* _Requirements_
Reproduce the listing verbatim.

* _Dataset records_

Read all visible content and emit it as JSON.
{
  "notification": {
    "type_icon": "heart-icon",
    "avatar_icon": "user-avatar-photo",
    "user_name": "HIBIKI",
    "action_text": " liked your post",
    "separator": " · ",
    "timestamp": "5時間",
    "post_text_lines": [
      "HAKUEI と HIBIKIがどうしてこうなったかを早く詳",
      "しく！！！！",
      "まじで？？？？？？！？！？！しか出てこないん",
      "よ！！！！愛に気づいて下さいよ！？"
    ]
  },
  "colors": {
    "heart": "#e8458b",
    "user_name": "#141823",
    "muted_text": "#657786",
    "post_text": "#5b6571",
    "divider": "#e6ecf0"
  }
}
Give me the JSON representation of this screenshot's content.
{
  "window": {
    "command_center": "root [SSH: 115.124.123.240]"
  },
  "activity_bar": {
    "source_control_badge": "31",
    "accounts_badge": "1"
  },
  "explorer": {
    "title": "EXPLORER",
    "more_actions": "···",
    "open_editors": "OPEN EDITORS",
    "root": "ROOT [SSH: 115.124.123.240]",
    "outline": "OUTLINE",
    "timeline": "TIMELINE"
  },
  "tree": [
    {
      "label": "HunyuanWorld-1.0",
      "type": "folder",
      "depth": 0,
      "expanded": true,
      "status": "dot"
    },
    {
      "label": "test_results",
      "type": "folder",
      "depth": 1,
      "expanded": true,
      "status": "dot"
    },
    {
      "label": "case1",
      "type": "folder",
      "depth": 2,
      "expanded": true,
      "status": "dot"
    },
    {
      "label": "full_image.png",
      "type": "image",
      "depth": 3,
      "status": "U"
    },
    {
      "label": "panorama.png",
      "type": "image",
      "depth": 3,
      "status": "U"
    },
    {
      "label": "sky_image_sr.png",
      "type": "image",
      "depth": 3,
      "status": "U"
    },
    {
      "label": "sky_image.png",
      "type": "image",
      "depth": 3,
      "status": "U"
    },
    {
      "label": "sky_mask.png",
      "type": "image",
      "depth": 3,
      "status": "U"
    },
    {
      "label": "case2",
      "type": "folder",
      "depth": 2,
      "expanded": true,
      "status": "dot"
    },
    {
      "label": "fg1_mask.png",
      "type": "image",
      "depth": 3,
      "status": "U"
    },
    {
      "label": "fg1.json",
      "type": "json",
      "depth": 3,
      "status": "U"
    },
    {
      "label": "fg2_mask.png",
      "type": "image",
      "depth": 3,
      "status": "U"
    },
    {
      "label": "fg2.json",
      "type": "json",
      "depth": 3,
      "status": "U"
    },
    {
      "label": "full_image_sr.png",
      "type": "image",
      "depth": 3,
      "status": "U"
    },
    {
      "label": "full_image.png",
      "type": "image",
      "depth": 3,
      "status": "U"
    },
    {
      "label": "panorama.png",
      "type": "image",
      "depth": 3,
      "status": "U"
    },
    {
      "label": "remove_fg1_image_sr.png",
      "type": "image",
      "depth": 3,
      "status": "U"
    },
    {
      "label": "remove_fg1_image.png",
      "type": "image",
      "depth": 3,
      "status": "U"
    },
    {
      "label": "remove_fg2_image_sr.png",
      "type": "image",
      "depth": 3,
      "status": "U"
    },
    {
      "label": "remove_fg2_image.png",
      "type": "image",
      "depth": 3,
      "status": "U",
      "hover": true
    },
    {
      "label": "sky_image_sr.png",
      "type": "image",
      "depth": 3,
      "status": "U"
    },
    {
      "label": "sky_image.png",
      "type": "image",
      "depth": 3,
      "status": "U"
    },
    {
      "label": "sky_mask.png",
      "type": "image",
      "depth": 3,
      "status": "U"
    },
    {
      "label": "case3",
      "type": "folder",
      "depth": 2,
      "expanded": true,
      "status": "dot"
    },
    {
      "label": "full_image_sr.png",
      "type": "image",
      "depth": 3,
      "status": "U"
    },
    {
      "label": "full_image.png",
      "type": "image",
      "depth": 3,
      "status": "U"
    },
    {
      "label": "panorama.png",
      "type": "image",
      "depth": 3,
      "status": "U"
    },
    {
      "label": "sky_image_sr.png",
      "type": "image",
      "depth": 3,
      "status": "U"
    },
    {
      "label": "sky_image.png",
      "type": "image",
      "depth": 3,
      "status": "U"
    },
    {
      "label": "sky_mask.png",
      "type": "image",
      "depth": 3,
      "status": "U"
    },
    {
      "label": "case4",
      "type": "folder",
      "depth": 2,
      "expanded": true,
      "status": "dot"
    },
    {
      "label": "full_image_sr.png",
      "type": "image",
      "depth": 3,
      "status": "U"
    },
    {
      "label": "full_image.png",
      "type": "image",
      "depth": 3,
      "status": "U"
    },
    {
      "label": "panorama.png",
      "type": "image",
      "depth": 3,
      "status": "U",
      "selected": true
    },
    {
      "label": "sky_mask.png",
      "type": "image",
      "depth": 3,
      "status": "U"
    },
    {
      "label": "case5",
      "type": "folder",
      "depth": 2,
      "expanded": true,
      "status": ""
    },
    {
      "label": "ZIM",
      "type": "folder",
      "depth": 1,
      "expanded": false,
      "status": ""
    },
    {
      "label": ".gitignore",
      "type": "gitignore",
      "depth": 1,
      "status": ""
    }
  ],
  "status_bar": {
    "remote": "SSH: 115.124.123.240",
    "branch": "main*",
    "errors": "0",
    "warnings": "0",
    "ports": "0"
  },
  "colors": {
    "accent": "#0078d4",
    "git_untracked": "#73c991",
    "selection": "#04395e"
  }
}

* _Result of this exercise_
Read all visible content and emit it as JSON.
{
  "notification": {
    "type_icon": "heart-icon",
    "avatar_icon": "user-avatar-photo",
    "user_name": "HIBIKI",
    "action_text": " liked your post",
    "separator": " · ",
    "timestamp": "5時間",
    "post_text_lines": [
      "HAKUEI と HIBIKIがどうしてこうなったかを早く詳",
      "しく！！！！",
      "まじで？？？？？？！？！？！しか出てこないん",
      "よ！！！！愛に気づいて下さいよ！？"
    ]
  },
  "colors": {
    "heart": "#e8458b",
    "user_name": "#141823",
    "muted_text": "#657786",
    "post_text": "#5b6571",
    "divider": "#e6ecf0"
  }
}
Give me the JSON representation of this screenshot's content.
{
  "window": {
    "command_center": "root [SSH: 115.124.123.240]"
  },
  "activity_bar": {
    "source_control_badge": "31",
    "accounts_badge": "1"
  },
  "explorer": {
    "title": "EXPLORER",
    "more_actions": "···",
    "open_editors": "OPEN EDITORS",
    "root": "ROOT [SSH: 115.124.123.240]",
    "outline": "OUTLINE",
    "timeline": "TIMELINE"
  },
  "tree": [
    {
      "label": "HunyuanWorld-1.0",
      "type": "folder",
      "depth": 0,
      "expanded": true,
      "status": "dot"
    },
    {
      "label": "test_results",
      "type": "folder",
      "depth": 1,
      "expanded": true,
      "status": "dot"
    },
    {
      "label": "case1",
      "type": "folder",
      "depth": 2,
      "expanded": true,
      "status": "dot"
    },
    {
      "label": "full_image.png",
      "type": "image",
      "depth": 3,
      "status": "U"
    },
    {
      "label": "panorama.png",
      "type": "image",
      "depth": 3,
      "status": "U"
    },
    {
      "label": "sky_image_sr.png",
      "type": "image",
      "depth": 3,
      "status": "U"
    },
    {
      "label": "sky_image.png",
      "type": "image",
      "depth": 3,
      "status": "U"
    },
    {
      "label": "sky_mask.png",
      "type": "image",
      "depth": 3,
      "status": "U"
    },
    {
      "label": "case2",
      "type": "folder",
      "depth": 2,
      "expanded": true,
      "status": "dot"
    },
    {
      "label": "fg1_mask.png",
      "type": "image",
      "depth": 3,
      "status": "U"
    },
    {
      "label": "fg1.json",
      "type": "json",
      "depth": 3,
      "status": "U"
    },
    {
      "label": "fg2_mask.png",
      "type": "image",
      "depth": 3,
      "status": "U"
    },
    {
      "label": "fg2.json",
      "type": "json",
      "depth": 3,
      "status": "U"
    },
    {
      "label": "full_image_sr.png",
      "type": "image",
      "depth": 3,
      "status": "U"
    },
    {
      "label": "full_image.png",
      "type": "image",
      "depth": 3,
      "status": "U"
    },
    {
      "label": "panorama.png",
      "type": "image",
      "depth": 3,
      "status": "U"
    },
    {
      "label": "remove_fg1_image_sr.png",
      "type": "image",
      "depth": 3,
      "status": "U"
    },
    {
      "label": "remove_fg1_image.png",
      "type": "image",
      "depth": 3,
      "status": "U"
    },
    {
      "label": "remove_fg2_image_sr.png",
      "type": "image",
      "depth": 3,
      "status": "U"
    },
    {
      "label": "remove_fg2_image.png",
      "type": "image",
      "depth": 3,
      "status": "U",
      "hover": true
    },
    {
      "label": "sky_image_sr.png",
      "type": "image",
      "depth": 3,
      "status": "U"
    },
    {
      "label": "sky_image.png",
      "type": "image",
      "depth": 3,
      "status": "U"
    },
    {
      "label": "sky_mask.png",
      "type": "image",
      "depth": 3,
      "status": "U"
    },
    {
      "label": "case3",
      "type": "folder",
      "depth": 2,
      "expanded": true,
      "status": "dot"
    },
    {
      "label": "full_image_sr.png",
      "type": "image",
      "depth": 3,
      "status": "U"
    },
    {
      "label": "full_image.png",
      "type": "image",
      "depth": 3,
      "status": "U"
    },
    {
      "label": "panorama.png",
      "type": "image",
      "depth": 3,
      "status": "U"
    },
    {
      "label": "sky_image_sr.png",
      "type": "image",
      "depth": 3,
      "status": "U"
    },
    {
      "label": "sky_image.png",
      "type": "image",
      "depth": 3,
      "status": "U"
    },
    {
      "label": "sky_mask.png",
      "type": "image",
      "depth": 3,
      "status": "U"
    },
    {
      "label": "case4",
      "type": "folder",
      "depth": 2,
      "expanded": true,
      "status": "dot"
    },
    {
      "label": "full_image_sr.png",
      "type": "image",
      "depth": 3,
      "status": "U"
    },
    {
      "label": "full_image.png",
      "type": "image",
      "depth": 3,
      "status": "U"
    },
    {
      "label": "panorama.png",
      "type": "image",
      "depth": 3,
      "status": "U",
      "selected": true
    },
    {
      "label": "sky_mask.png",
      "type": "image",
      "depth": 3,
      "status": "U"
    },
    {
      "label": "case5",
      "type": "folder",
      "depth": 2,
      "expanded": true,
      "status": ""
    },
    {
      "label": "ZIM",
      "type": "folder",
      "depth": 1,
      "expanded": false,
      "status": ""
    },
    {
      "label": ".gitignore",
      "type": "gitignore",
      "depth": 1,
      "status": ""
    }
  ],
  "status_bar": {
    "remote": "SSH: 115.124.123.240",
    "branch": "main*",
    "errors": "0",
    "warnings": "0",
    "ports": "0"
  },
  "colors": {
    "accent": "#0078d4",
    "git_untracked": "#73c991",
    "selection": "#04395e"
  }
}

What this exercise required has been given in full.